> _Request_:
Word for word, give the material below again, minus any images.

> _Rows_:
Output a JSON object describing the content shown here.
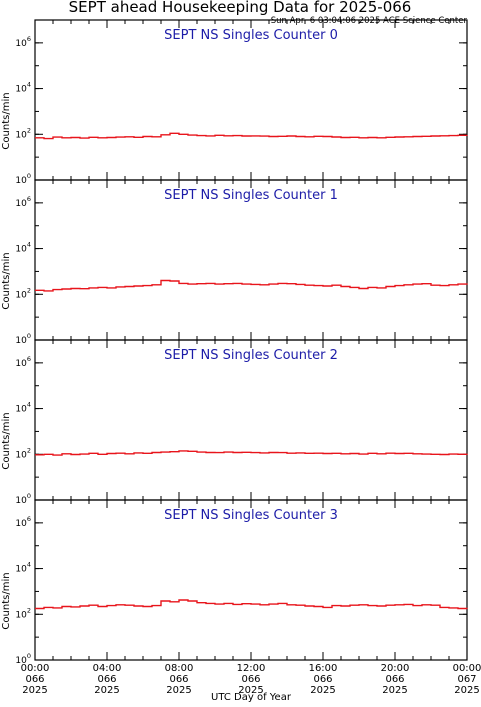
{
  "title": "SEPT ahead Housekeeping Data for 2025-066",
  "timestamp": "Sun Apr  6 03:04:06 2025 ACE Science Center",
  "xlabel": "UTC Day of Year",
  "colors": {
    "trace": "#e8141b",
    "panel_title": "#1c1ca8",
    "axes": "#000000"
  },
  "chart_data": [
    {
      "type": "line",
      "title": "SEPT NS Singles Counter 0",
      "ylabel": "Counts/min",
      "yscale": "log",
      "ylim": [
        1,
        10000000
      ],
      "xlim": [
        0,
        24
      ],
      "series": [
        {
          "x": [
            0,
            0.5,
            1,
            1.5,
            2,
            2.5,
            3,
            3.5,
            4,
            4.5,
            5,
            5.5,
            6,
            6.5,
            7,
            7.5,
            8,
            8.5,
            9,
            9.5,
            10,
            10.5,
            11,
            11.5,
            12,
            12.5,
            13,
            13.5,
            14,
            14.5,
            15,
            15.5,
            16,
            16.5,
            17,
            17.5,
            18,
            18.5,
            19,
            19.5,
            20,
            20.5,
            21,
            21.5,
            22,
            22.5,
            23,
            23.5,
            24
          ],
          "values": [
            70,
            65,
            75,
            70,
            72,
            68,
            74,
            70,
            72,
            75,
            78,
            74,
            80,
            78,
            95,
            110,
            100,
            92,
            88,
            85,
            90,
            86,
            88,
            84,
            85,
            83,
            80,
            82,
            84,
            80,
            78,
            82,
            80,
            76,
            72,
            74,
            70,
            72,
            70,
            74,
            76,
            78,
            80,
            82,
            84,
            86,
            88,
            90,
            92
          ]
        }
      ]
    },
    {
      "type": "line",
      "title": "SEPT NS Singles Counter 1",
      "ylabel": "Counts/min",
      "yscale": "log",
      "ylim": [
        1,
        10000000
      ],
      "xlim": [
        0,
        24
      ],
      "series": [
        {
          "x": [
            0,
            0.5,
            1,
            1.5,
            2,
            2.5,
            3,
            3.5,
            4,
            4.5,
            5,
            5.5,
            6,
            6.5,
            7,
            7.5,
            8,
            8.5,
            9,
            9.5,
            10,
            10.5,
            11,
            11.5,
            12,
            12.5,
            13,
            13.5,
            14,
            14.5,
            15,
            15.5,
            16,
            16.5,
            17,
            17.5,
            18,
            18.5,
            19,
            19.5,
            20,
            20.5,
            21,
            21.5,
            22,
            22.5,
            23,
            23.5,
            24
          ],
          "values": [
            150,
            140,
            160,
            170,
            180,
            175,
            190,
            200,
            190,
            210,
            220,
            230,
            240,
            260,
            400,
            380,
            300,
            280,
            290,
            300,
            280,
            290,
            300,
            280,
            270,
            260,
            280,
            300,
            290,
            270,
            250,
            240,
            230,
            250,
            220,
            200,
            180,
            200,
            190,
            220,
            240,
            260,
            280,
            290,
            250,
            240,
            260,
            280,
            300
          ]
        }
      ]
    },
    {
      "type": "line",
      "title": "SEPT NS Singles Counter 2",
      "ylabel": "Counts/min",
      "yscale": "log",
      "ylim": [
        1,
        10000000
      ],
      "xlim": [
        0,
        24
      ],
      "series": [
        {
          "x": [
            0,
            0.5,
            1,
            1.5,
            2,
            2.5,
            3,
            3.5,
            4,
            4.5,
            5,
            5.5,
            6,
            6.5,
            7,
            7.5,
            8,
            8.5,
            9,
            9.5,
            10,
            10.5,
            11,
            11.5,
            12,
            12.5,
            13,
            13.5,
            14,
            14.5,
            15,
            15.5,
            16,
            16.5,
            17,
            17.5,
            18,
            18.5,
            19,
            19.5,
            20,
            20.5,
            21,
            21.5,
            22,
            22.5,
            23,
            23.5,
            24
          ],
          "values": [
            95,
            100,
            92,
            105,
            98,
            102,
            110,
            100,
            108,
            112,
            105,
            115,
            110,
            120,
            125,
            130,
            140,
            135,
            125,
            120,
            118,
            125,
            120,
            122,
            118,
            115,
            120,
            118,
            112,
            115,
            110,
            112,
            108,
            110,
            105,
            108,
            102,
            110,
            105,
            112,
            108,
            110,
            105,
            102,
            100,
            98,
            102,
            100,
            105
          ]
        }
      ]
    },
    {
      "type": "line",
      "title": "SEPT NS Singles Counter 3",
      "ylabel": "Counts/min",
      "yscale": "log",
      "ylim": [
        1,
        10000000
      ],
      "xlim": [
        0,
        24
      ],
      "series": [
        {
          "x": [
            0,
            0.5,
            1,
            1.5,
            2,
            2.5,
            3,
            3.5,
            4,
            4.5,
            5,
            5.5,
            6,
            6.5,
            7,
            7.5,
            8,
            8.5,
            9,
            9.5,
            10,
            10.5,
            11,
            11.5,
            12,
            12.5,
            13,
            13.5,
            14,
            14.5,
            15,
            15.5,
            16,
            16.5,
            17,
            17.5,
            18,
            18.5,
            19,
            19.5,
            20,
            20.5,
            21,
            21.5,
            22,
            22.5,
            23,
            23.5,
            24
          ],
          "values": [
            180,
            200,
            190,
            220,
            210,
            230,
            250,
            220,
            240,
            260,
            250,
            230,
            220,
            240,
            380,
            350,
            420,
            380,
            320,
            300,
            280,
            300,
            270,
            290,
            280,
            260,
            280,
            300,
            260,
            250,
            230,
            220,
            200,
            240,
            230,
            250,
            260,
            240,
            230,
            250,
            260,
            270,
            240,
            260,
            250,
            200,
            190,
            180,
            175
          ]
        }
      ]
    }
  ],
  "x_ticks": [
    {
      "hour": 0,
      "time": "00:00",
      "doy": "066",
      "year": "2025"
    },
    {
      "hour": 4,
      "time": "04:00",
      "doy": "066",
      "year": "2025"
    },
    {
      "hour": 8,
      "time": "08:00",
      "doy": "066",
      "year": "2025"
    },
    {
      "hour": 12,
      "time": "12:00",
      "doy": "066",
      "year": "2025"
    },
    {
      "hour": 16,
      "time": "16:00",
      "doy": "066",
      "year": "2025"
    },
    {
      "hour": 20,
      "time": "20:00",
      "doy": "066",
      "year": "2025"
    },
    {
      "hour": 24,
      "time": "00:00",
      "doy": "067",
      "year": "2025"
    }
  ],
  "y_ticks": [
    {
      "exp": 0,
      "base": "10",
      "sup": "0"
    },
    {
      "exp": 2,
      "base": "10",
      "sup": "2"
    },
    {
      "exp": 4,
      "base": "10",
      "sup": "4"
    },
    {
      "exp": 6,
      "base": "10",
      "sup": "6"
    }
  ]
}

> _The result_:
Output a JSON object describing the content shown here.
{
  "title": "SEPT ahead Housekeeping Data for 2025-066",
  "timestamp": "Sun Apr  6 03:04:06 2025 ACE Science Center",
  "xlabel": "UTC Day of Year",
  "colors": {
    "trace": "#e8141b",
    "panel_title": "#1c1ca8",
    "axes": "#000000"
  },
  "chart_data": [
    {
      "type": "line",
      "title": "SEPT NS Singles Counter 0",
      "ylabel": "Counts/min",
      "yscale": "log",
      "ylim": [
        1,
        10000000
      ],
      "xlim": [
        0,
        24
      ],
      "series": [
        {
          "x": [
            0,
            0.5,
            1,
            1.5,
            2,
            2.5,
            3,
            3.5,
            4,
            4.5,
            5,
            5.5,
            6,
            6.5,
            7,
            7.5,
            8,
            8.5,
            9,
            9.5,
            10,
            10.5,
            11,
            11.5,
            12,
            12.5,
            13,
            13.5,
            14,
            14.5,
            15,
            15.5,
            16,
            16.5,
            17,
            17.5,
            18,
            18.5,
            19,
            19.5,
            20,
            20.5,
            21,
            21.5,
            22,
            22.5,
            23,
            23.5,
            24
          ],
          "values": [
            70,
            65,
            75,
            70,
            72,
            68,
            74,
            70,
            72,
            75,
            78,
            74,
            80,
            78,
            95,
            110,
            100,
            92,
            88,
            85,
            90,
            86,
            88,
            84,
            85,
            83,
            80,
            82,
            84,
            80,
            78,
            82,
            80,
            76,
            72,
            74,
            70,
            72,
            70,
            74,
            76,
            78,
            80,
            82,
            84,
            86,
            88,
            90,
            92
          ]
        }
      ]
    },
    {
      "type": "line",
      "title": "SEPT NS Singles Counter 1",
      "ylabel": "Counts/min",
      "yscale": "log",
      "ylim": [
        1,
        10000000
      ],
      "xlim": [
        0,
        24
      ],
      "series": [
        {
          "x": [
            0,
            0.5,
            1,
            1.5,
            2,
            2.5,
            3,
            3.5,
            4,
            4.5,
            5,
            5.5,
            6,
            6.5,
            7,
            7.5,
            8,
            8.5,
            9,
            9.5,
            10,
            10.5,
            11,
            11.5,
            12,
            12.5,
            13,
            13.5,
            14,
            14.5,
            15,
            15.5,
            16,
            16.5,
            17,
            17.5,
            18,
            18.5,
            19,
            19.5,
            20,
            20.5,
            21,
            21.5,
            22,
            22.5,
            23,
            23.5,
            24
          ],
          "values": [
            150,
            140,
            160,
            170,
            180,
            175,
            190,
            200,
            190,
            210,
            220,
            230,
            240,
            260,
            400,
            380,
            300,
            280,
            290,
            300,
            280,
            290,
            300,
            280,
            270,
            260,
            280,
            300,
            290,
            270,
            250,
            240,
            230,
            250,
            220,
            200,
            180,
            200,
            190,
            220,
            240,
            260,
            280,
            290,
            250,
            240,
            260,
            280,
            300
          ]
        }
      ]
    },
    {
      "type": "line",
      "title": "SEPT NS Singles Counter 2",
      "ylabel": "Counts/min",
      "yscale": "log",
      "ylim": [
        1,
        10000000
      ],
      "xlim": [
        0,
        24
      ],
      "series": [
        {
          "x": [
            0,
            0.5,
            1,
            1.5,
            2,
            2.5,
            3,
            3.5,
            4,
            4.5,
            5,
            5.5,
            6,
            6.5,
            7,
            7.5,
            8,
            8.5,
            9,
            9.5,
            10,
            10.5,
            11,
            11.5,
            12,
            12.5,
            13,
            13.5,
            14,
            14.5,
            15,
            15.5,
            16,
            16.5,
            17,
            17.5,
            18,
            18.5,
            19,
            19.5,
            20,
            20.5,
            21,
            21.5,
            22,
            22.5,
            23,
            23.5,
            24
          ],
          "values": [
            95,
            100,
            92,
            105,
            98,
            102,
            110,
            100,
            108,
            112,
            105,
            115,
            110,
            120,
            125,
            130,
            140,
            135,
            125,
            120,
            118,
            125,
            120,
            122,
            118,
            115,
            120,
            118,
            112,
            115,
            110,
            112,
            108,
            110,
            105,
            108,
            102,
            110,
            105,
            112,
            108,
            110,
            105,
            102,
            100,
            98,
            102,
            100,
            105
          ]
        }
      ]
    },
    {
      "type": "line",
      "title": "SEPT NS Singles Counter 3",
      "ylabel": "Counts/min",
      "yscale": "log",
      "ylim": [
        1,
        10000000
      ],
      "xlim": [
        0,
        24
      ],
      "series": [
        {
          "x": [
            0,
            0.5,
            1,
            1.5,
            2,
            2.5,
            3,
            3.5,
            4,
            4.5,
            5,
            5.5,
            6,
            6.5,
            7,
            7.5,
            8,
            8.5,
            9,
            9.5,
            10,
            10.5,
            11,
            11.5,
            12,
            12.5,
            13,
            13.5,
            14,
            14.5,
            15,
            15.5,
            16,
            16.5,
            17,
            17.5,
            18,
            18.5,
            19,
            19.5,
            20,
            20.5,
            21,
            21.5,
            22,
            22.5,
            23,
            23.5,
            24
          ],
          "values": [
            180,
            200,
            190,
            220,
            210,
            230,
            250,
            220,
            240,
            260,
            250,
            230,
            220,
            240,
            380,
            350,
            420,
            380,
            320,
            300,
            280,
            300,
            270,
            290,
            280,
            260,
            280,
            300,
            260,
            250,
            230,
            220,
            200,
            240,
            230,
            250,
            260,
            240,
            230,
            250,
            260,
            270,
            240,
            260,
            250,
            200,
            190,
            180,
            175
          ]
        }
      ]
    }
  ],
  "x_ticks": [
    {
      "hour": 0,
      "time": "00:00",
      "doy": "066",
      "year": "2025"
    },
    {
      "hour": 4,
      "time": "04:00",
      "doy": "066",
      "year": "2025"
    },
    {
      "hour": 8,
      "time": "08:00",
      "doy": "066",
      "year": "2025"
    },
    {
      "hour": 12,
      "time": "12:00",
      "doy": "066",
      "year": "2025"
    },
    {
      "hour": 16,
      "time": "16:00",
      "doy": "066",
      "year": "2025"
    },
    {
      "hour": 20,
      "time": "20:00",
      "doy": "066",
      "year": "2025"
    },
    {
      "hour": 24,
      "time": "00:00",
      "doy": "067",
      "year": "2025"
    }
  ],
  "y_ticks": [
    {
      "exp": 0,
      "base": "10",
      "sup": "0"
    },
    {
      "exp": 2,
      "base": "10",
      "sup": "2"
    },
    {
      "exp": 4,
      "base": "10",
      "sup": "4"
    },
    {
      "exp": 6,
      "base": "10",
      "sup": "6"
    }
  ]
}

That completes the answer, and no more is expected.